- PAGE EXTRACT -
--

-Feb 12th market weekly roundup update: Equity Markets closed lower for the second consecutive week despite Friday’s rally amidst continued investor anxieties about the fallout concerns over the health of financial companies, the effectiveness of central bank policies, lingering low oil prices and a slowdown in China. Meanwhile, U.S. Treasuries rallied in the week’s predominantly risk-off environment, benefiting from strong demand for safe-haven assets. The yield on the bellwether 10-year note, which began the week at 1.86%, fell to 1.63% on February 11th.
-The US Equity Market Correction started with China, pushed further by commodity related declines and has now taken down much of the financial sector with concerns of loan exposure to energy and other commodity weakened industries. More recently, the weakness was centered on large cap technology stocks, the clearest sign that investors have started to shift to “risk-off” on more aggressive portfolio holdings. Nothing we have witnessed in recent days leads us to conclude that the current correction has run its course.
-The potential impact of the downside is a critical consideration. Investment strategies that seek to generate more consistent returns and less severe drawdowns may offer investors a higher likelihood of maintaining their investment plan. Asset allocation is vitally important. The benefits of diversification can be powerful and robust, not just in terms of volatility reduction, but also for return enhancement. We recommend multi-asset diverse portfolios: when we construct an investment portfolio using multiple asset classes, one finds that portfolio volatility is less than the weighted average of the volatility levels of its components. This occurs as a result of the dissimilarity in patterns of returns among the components of the portfolio. We will call this advantageous reduction in portfolio volatility the multi-asset diversity effect.

--

- DATASET CONTENT -
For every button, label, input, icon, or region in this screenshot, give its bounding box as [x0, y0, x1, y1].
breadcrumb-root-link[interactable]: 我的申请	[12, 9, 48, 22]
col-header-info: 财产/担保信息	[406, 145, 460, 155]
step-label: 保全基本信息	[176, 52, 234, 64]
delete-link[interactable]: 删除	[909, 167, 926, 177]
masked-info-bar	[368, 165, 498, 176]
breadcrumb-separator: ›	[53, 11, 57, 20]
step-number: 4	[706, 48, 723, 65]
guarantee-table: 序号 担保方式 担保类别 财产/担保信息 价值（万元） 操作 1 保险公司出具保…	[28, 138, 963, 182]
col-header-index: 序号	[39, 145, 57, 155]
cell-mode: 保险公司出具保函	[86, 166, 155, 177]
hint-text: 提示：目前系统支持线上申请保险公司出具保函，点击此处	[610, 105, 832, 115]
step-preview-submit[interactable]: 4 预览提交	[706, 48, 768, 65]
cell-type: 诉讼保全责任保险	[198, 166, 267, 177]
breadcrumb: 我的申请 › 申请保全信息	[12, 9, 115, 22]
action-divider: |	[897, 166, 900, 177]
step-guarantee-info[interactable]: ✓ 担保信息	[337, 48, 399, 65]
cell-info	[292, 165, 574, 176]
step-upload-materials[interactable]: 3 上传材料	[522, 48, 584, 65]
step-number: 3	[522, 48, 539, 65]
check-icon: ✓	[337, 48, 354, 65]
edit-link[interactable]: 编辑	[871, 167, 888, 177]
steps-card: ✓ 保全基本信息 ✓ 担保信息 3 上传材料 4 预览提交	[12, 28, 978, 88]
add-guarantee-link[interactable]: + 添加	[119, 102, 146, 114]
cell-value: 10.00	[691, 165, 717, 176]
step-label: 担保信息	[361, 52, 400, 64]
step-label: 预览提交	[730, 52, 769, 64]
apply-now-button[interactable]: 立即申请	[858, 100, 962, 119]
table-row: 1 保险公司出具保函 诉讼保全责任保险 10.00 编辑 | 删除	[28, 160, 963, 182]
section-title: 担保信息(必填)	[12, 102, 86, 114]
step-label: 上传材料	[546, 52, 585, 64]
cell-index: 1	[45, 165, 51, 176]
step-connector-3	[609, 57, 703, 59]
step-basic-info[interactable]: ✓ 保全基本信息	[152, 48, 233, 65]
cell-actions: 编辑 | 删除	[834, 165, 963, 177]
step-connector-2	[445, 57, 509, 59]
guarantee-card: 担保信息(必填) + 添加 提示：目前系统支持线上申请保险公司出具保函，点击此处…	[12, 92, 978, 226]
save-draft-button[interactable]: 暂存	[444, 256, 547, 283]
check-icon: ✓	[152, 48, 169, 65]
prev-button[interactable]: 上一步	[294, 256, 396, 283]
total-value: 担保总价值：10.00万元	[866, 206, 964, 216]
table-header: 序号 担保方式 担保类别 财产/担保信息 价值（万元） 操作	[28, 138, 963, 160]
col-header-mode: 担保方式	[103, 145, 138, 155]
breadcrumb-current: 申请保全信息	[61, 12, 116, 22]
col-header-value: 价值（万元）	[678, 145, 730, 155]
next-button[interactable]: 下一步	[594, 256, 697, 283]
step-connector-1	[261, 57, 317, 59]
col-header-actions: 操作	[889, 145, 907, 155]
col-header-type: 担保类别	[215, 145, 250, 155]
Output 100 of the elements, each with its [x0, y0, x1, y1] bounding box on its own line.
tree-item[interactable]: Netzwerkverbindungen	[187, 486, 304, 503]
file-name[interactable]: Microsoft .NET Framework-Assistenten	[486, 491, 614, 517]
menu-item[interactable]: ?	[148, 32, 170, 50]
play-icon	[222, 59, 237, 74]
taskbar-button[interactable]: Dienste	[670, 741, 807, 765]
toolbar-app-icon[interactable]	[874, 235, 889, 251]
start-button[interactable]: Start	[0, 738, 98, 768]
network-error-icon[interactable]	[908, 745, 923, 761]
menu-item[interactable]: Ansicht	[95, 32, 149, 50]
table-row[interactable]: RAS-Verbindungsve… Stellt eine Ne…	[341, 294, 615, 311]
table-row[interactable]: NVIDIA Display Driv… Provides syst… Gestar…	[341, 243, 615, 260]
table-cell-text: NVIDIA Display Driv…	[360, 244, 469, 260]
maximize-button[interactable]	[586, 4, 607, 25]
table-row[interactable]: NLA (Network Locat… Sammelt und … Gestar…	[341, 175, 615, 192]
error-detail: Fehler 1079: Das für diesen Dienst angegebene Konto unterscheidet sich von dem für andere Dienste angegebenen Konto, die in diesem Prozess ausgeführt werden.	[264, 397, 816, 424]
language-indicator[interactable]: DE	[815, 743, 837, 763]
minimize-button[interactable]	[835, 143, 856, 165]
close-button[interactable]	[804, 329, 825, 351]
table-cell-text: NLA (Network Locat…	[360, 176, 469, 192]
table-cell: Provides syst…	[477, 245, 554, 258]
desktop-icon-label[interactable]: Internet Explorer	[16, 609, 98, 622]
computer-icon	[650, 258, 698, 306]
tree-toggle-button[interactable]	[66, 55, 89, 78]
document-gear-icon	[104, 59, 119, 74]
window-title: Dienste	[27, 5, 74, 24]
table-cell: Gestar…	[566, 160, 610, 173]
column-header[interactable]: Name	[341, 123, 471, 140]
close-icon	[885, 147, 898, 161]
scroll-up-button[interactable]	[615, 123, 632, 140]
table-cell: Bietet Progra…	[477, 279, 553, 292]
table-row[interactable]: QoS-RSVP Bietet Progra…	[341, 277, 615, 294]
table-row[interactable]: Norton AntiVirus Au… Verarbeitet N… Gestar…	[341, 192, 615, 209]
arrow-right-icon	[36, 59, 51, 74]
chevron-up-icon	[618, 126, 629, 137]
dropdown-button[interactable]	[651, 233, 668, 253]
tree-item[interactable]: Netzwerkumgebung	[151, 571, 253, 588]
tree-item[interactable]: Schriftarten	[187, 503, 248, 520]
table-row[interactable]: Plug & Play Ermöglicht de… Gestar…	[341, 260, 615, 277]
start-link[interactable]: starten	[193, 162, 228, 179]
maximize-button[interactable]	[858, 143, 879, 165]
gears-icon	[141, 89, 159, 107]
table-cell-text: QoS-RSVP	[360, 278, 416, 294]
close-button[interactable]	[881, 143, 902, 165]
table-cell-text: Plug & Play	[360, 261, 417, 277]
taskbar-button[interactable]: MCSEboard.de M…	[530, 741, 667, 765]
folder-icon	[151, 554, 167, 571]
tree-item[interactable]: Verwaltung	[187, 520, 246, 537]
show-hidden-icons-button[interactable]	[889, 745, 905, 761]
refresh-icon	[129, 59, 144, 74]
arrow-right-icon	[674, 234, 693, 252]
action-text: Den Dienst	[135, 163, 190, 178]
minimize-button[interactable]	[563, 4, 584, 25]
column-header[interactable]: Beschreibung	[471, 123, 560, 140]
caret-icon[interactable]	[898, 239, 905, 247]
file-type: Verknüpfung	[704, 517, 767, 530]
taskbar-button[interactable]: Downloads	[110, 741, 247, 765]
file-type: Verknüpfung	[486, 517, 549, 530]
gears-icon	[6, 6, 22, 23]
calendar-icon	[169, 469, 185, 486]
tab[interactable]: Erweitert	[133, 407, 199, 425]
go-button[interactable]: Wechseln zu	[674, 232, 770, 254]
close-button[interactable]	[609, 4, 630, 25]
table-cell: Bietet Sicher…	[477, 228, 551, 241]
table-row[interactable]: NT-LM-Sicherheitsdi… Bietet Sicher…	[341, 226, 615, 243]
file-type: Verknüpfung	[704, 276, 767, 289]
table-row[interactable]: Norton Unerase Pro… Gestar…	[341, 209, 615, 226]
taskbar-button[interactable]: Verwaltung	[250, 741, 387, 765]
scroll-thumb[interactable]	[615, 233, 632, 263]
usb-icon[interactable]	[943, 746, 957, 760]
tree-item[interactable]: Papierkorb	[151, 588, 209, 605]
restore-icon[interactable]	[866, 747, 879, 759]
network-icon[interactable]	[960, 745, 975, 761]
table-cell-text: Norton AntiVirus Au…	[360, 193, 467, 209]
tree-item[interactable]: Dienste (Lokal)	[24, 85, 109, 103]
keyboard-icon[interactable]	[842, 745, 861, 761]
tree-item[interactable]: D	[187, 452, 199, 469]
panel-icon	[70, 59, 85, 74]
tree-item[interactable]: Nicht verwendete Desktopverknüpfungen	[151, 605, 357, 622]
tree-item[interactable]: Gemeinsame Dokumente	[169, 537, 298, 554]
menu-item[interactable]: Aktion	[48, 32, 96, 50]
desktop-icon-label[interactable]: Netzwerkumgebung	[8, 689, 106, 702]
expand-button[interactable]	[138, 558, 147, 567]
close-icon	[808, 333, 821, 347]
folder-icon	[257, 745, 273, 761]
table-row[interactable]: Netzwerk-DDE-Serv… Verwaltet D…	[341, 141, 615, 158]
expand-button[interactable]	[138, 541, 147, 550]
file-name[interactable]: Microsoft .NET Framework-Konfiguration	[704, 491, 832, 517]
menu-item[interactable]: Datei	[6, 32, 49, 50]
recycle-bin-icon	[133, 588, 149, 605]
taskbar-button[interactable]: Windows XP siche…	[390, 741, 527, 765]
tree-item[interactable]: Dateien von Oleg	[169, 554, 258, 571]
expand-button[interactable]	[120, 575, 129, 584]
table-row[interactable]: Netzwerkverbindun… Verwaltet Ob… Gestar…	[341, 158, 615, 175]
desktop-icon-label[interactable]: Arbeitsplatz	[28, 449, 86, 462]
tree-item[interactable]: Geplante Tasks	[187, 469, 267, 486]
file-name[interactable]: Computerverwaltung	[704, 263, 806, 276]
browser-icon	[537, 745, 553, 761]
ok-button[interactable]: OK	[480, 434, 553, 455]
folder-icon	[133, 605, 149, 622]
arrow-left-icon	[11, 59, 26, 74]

--

Reproduce the stretch of the market roundup from "-The potential impact" through "multi-asset diversity effect." word for word. The records can be set aside; nothing here depends on them.

- EXERCISE OUTPUT -
-The potential impact of the downside is a critical consideration. Investment strategies that seek to generate more consistent returns and less severe drawdowns may offer investors a higher likelihood of maintaining their investment plan. Asset allocation is vitally important. The benefits of diversification can be powerful and robust, not just in terms of volatility reduction, but also for return enhancement. We recommend multi-asset diverse portfolios: when we construct an investment portfolio using multiple asset classes, one finds that portfolio volatility is less than the weighted average of the volatility levels of its components. This occurs as a result of the dissimilarity in patterns of returns among the components of the portfolio. We will call this advantageous reduction in portfolio volatility the multi-asset diversity effect.